● **WHAT YOU SHOULD DO**: Pick out each line below containing "name".

● **GIVEN DATA**:

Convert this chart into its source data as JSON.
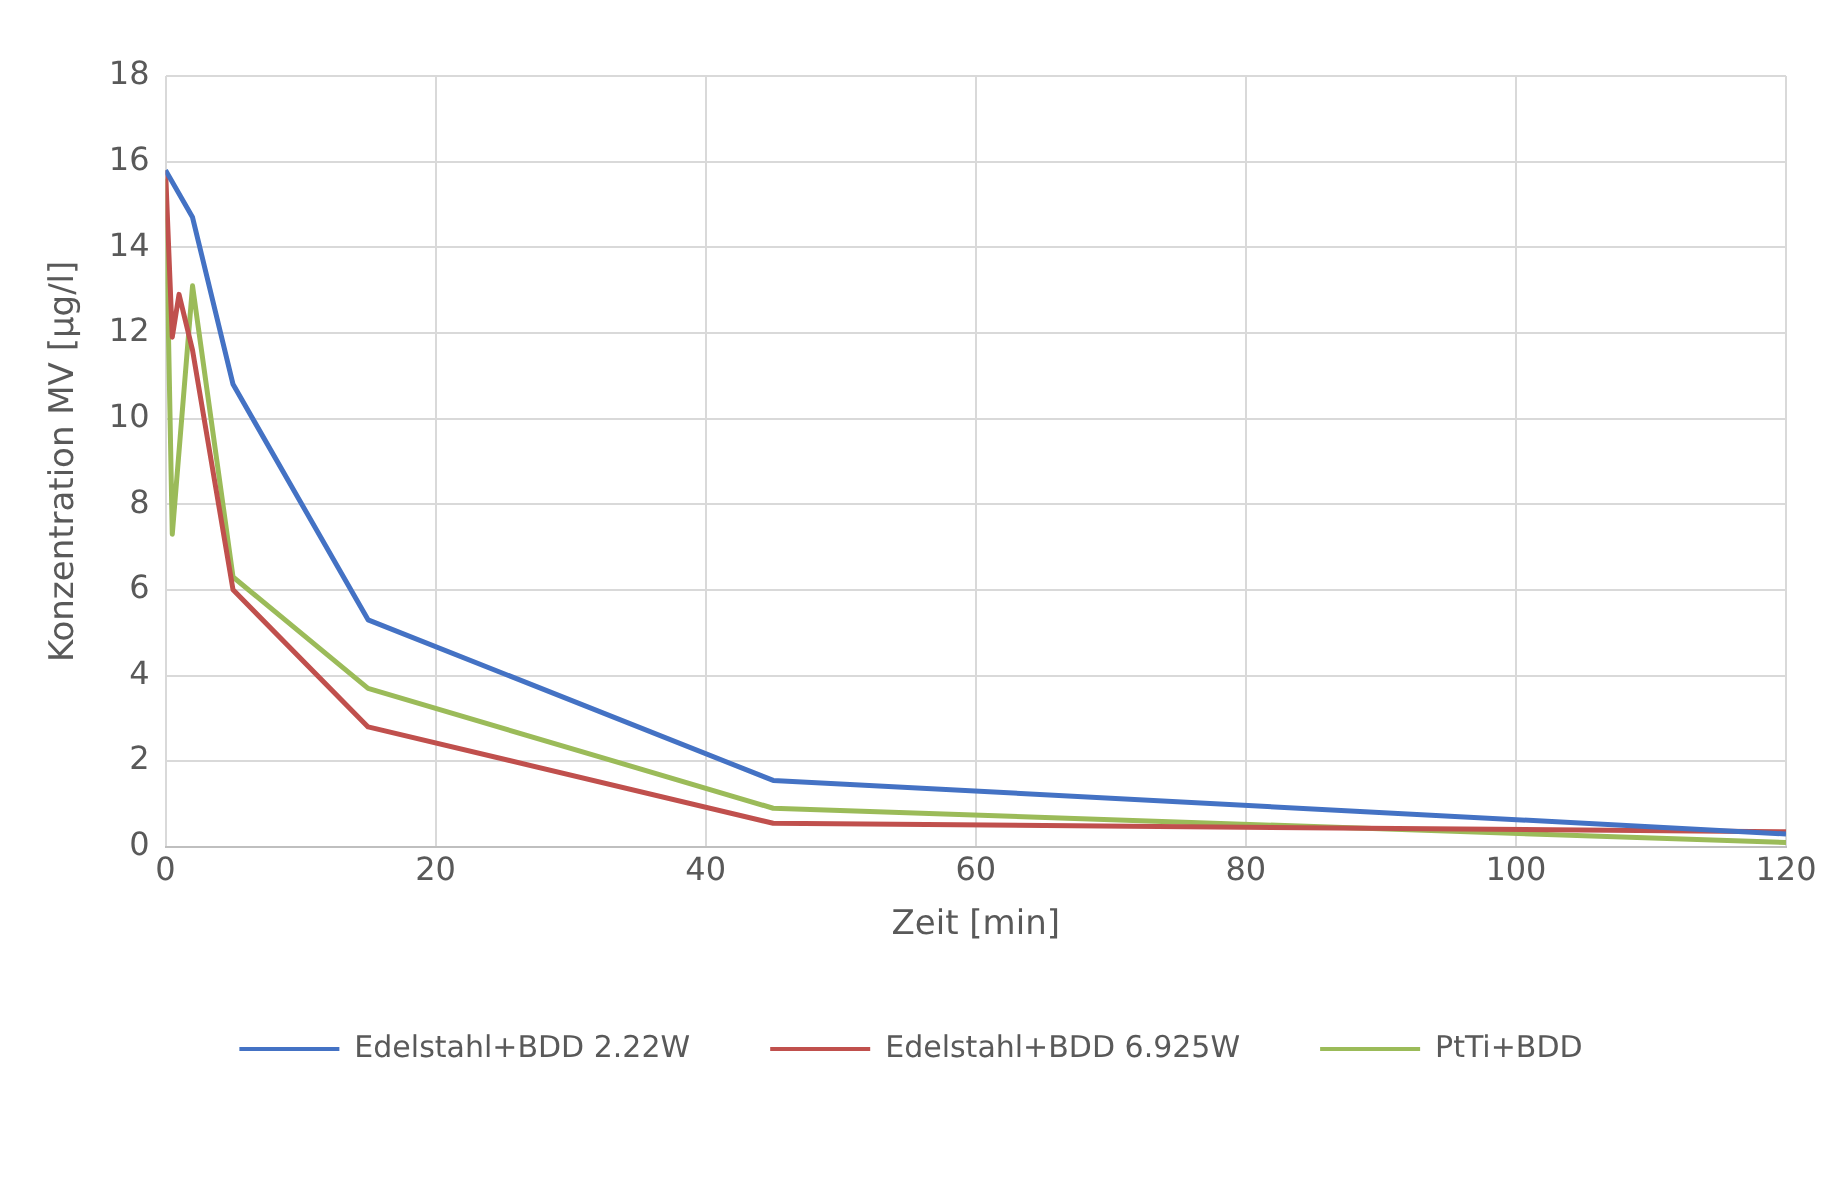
{
  "chart_data": {
    "type": "line",
    "xlabel": "Zeit [min]",
    "ylabel": "Konzentration MV [µg/l]",
    "xlim": [
      0,
      120
    ],
    "xticks": [
      0,
      20,
      40,
      60,
      80,
      100,
      120
    ],
    "ylim": [
      0,
      18
    ],
    "yticks": [
      0,
      2,
      4,
      6,
      8,
      10,
      12,
      14,
      16,
      18
    ],
    "grid": true,
    "legend": "bottom",
    "marker": "none",
    "series": [
      {
        "name": "Edelstahl+BDD 2.22W",
        "color": "#4472c4",
        "x": [
          0,
          2,
          5,
          15,
          45,
          120
        ],
        "values": [
          15.8,
          14.7,
          10.8,
          5.3,
          1.55,
          0.3
        ]
      },
      {
        "name": "Edelstahl+BDD 6.925W",
        "color": "#c0504d",
        "x": [
          0,
          0.5,
          1,
          2,
          5,
          15,
          45,
          120
        ],
        "values": [
          15.8,
          11.9,
          12.9,
          11.6,
          6.0,
          2.8,
          0.55,
          0.35
        ]
      },
      {
        "name": "PtTi+BDD",
        "color": "#9bbb59",
        "x": [
          0,
          0.5,
          2,
          5,
          15,
          45,
          120
        ],
        "values": [
          15.6,
          7.3,
          13.1,
          6.3,
          3.7,
          0.9,
          0.1
        ]
      }
    ]
  }
}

● **REPLY**:
        "name": "Edelstahl+BDD 2.22W",
        "name": "Edelstahl+BDD 6.925W",
        "name": "PtTi+BDD",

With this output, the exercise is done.